**Consigna 1:**
Según el fragmento sobre la serpiente, ¿qué exige ser serpiente?
**Consigna 2:**
Prosigue el fragmento sobre la serpiente a partir de su última oración.

**Fragmento:**
»»

No hay ninguna posibilidad para la serpiente, un ser más
ágil que el deslizamiento que nos ha colonizado, si al mismo tiempo no
somos más lentos; capaces incluso de regresar y permanecer inmóviles,
descansando en el enigma que no tiene imagen. Desaparecer, camuflarse,
devenir imperceptible. Ser capaz de estar a solas con tu penumbra, con
el veneno de tu diferencia y tus miedos. Ser serpiente exige incluso
mudar de piel, apartarnos del afán de reconocimiento, de los clichés que
pretenden protegernos.
Otra metafísica, capaz de aceptar una mortal existencia sin empleo
social, es urgente para que pueda haber otra política. Tal viraje de la
subjetividad occidental, hacia lo impolítico de la tierra, permite
conectar con el mundo antropológico de la pobreza, esos “pueblos sin
historia” que hasta ayer nuestro progresismo despreció, con muy
distintas ideologías. Apostar por esa multitud bárbara e inmoral, que de
vez en cuando irrumpe en nuestra sensibilidad, exige atreverse a pensar
según la zona de sombra de nuestro suelo. Es la única manera de
conectar con una humanidad libre del racismo de la movilidad.

««

(Registros de un conjunto de datos)
»»

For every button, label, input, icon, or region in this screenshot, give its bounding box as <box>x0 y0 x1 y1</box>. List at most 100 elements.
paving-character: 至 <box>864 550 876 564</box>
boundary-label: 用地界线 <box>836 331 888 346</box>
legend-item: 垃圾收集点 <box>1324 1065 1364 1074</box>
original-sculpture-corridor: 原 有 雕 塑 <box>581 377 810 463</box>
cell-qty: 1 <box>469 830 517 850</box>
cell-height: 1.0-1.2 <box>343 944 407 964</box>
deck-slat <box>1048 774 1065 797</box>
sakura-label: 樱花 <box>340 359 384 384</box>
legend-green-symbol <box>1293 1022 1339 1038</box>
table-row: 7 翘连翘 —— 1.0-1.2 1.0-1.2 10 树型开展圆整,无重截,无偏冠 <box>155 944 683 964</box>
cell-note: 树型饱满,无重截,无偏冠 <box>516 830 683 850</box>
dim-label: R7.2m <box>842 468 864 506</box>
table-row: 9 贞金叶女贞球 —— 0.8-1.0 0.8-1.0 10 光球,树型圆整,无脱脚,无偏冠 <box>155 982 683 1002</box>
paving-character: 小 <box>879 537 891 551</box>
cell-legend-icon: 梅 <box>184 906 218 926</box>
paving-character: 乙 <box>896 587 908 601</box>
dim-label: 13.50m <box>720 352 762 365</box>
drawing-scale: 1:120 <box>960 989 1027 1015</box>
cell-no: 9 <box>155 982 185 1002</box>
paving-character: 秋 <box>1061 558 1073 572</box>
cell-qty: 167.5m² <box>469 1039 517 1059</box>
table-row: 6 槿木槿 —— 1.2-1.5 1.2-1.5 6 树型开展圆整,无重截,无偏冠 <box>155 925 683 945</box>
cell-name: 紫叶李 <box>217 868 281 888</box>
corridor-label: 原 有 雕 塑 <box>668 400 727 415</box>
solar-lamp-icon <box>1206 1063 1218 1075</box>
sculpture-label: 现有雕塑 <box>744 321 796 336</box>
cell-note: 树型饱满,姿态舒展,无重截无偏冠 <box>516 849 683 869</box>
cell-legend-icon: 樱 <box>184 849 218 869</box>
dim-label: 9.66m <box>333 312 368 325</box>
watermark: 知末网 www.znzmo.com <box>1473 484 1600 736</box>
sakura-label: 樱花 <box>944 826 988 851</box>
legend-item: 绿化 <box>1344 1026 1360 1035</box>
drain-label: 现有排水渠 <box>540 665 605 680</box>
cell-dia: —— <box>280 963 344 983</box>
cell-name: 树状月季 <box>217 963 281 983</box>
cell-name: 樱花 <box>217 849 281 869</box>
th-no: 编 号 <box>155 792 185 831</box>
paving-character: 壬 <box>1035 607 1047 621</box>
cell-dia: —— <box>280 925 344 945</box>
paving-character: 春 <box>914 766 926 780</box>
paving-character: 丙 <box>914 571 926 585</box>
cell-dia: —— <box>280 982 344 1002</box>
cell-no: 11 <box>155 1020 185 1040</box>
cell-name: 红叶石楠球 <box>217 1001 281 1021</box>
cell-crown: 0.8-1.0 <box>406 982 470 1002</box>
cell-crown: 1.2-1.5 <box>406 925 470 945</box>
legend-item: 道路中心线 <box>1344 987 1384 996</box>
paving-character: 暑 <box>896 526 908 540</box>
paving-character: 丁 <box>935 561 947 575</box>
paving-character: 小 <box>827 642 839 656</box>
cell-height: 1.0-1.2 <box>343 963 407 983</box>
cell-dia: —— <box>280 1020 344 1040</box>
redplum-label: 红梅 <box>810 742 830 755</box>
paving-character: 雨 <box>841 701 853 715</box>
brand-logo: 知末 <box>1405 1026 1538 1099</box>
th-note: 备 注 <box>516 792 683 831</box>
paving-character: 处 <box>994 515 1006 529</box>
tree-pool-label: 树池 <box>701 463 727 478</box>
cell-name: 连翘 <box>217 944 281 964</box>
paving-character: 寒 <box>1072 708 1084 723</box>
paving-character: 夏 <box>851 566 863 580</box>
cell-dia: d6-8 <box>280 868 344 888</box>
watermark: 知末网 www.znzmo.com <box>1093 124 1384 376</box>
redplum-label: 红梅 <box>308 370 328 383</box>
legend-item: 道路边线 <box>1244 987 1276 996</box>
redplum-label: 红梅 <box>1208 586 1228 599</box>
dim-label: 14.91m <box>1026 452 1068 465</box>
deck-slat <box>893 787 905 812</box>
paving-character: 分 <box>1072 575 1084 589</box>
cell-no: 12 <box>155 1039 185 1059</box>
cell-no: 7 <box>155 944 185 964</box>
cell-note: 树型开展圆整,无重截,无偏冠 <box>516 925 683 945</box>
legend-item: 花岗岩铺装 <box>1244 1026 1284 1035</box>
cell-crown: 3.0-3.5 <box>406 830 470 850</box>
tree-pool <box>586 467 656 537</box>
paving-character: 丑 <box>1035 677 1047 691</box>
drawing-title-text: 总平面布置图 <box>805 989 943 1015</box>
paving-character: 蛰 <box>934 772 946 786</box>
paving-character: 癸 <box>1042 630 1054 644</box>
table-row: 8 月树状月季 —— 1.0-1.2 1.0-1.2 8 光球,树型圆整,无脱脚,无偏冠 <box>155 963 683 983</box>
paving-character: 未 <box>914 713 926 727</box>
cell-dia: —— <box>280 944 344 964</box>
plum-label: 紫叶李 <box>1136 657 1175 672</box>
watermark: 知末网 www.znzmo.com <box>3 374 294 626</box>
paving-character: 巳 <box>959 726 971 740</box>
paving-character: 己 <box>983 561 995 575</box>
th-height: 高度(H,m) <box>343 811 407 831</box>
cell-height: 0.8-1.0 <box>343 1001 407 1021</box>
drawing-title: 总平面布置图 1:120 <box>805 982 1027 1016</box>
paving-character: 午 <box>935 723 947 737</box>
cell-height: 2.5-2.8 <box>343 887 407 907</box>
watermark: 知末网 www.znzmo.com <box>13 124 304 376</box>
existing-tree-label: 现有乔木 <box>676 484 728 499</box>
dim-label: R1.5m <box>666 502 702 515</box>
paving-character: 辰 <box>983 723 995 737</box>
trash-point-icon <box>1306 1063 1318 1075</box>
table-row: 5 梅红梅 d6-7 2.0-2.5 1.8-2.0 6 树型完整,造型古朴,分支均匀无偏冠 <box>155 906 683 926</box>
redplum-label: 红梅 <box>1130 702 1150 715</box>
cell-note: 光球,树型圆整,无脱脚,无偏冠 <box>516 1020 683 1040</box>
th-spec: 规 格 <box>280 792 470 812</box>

««

**Respuesta 1:**
Exige incluso mudar de piel, apartarnos del afán de reconocimiento, de los clichés que pretenden protegernos.

**Respuesta 2:**
Debemos aprender a camuflarnos en un poder que se ha confundido con
nuestra piel. De Juan de la Cruz a Tiqqun, una vieja sabiduría nos
recuerda que para ser libres hay que atarse, dejarse atravesar. Pensamos
y somos libres desde nuestro atraso, desde un irremediable fondo de
subdesarrollo. Necesitamos héroes que obedezcan a una heteronomía
anterior a toda autonomía.
Necesitamos un ascetismo versátil, la agilidad de un platonismo de lo
múltiple, que atraviese una a una las mil situaciones que nos cercan.
Lograr tal ascesis en cada punto de abundancia, en la misma dispersión
móvil que nos transporta y nos expropia, requiere un taoísmo de la
violencia, una fortaleza infraleve. Solamente una
espiritualidad inmanente será capaz de ingresar en la médula de las
situaciones y despertar el devenir de cualquier historia, el
acontecimiento de cada situación.
Menos es más, pues logra captar el sentido del mundo bajo su línea de
flotación, antes de que cuaje en signo y se convierta en otro medio. La
serpiente reinventa una “alta mar” en cada puerto, una
velocidad que puede descansar y concentrarse en el nuevo sedentarismo,
en su cultura de masas. Pero esta “anarquía coronada” supone resucitar
algo que nos da miedo, no una espiritualidad interior y privada, sino política, capaz de mezclarse.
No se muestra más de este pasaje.